## START

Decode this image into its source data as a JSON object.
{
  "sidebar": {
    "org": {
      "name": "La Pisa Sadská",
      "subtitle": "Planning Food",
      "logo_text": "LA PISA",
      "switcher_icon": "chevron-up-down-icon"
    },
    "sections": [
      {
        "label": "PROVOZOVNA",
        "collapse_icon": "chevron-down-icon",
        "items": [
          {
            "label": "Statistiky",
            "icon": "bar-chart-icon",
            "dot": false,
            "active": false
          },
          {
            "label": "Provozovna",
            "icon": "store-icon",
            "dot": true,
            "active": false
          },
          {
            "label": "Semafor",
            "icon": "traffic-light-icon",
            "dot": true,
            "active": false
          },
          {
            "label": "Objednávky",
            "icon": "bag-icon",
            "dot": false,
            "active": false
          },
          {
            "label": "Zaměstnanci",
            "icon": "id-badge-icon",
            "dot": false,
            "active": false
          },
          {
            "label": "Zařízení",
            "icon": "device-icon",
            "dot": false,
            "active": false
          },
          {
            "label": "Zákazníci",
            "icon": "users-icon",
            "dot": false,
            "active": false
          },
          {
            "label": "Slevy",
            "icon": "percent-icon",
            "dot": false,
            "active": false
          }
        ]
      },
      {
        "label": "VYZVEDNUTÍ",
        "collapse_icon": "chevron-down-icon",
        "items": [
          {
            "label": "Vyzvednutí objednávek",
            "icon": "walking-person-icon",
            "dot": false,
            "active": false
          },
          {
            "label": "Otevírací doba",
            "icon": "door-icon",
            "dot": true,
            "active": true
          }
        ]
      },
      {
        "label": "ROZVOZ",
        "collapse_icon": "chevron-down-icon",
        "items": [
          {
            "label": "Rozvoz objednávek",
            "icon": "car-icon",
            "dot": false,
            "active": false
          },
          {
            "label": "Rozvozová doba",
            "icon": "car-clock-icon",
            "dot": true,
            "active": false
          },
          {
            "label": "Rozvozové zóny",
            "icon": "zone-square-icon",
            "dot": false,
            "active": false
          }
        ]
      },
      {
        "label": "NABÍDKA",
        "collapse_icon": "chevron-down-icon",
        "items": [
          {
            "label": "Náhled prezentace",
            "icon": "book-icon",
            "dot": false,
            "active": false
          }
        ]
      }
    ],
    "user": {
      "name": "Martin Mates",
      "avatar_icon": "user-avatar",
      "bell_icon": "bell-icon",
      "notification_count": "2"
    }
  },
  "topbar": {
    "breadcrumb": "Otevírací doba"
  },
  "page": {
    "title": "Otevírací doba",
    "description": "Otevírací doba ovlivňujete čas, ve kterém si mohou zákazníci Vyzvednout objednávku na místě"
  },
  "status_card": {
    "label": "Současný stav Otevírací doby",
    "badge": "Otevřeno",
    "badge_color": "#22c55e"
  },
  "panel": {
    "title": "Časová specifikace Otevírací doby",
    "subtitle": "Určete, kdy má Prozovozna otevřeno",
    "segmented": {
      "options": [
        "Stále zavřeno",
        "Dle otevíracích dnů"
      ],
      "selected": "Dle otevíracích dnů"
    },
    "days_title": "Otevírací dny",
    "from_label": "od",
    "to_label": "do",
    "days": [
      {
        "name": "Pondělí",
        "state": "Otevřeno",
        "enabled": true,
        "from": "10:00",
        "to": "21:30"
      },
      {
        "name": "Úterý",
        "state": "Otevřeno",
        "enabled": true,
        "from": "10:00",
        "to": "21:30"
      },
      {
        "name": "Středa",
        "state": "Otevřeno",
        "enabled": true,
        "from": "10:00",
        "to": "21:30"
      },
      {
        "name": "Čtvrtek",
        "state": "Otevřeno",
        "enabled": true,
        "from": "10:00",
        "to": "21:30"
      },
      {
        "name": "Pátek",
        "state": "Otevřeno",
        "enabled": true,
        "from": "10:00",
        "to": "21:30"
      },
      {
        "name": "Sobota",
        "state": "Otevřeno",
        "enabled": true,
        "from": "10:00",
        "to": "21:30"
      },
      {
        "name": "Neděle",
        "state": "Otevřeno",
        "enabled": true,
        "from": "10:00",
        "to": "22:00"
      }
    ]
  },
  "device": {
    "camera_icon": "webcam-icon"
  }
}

## END

== WHAT TO PRODUCE ==
Filter the records above for lines containing the word "otevíracích", and copy those lines.

== WRITTEN RESPONSE ==
        "Dle otevíracích dnů"
      "selected": "Dle otevíracích dnů"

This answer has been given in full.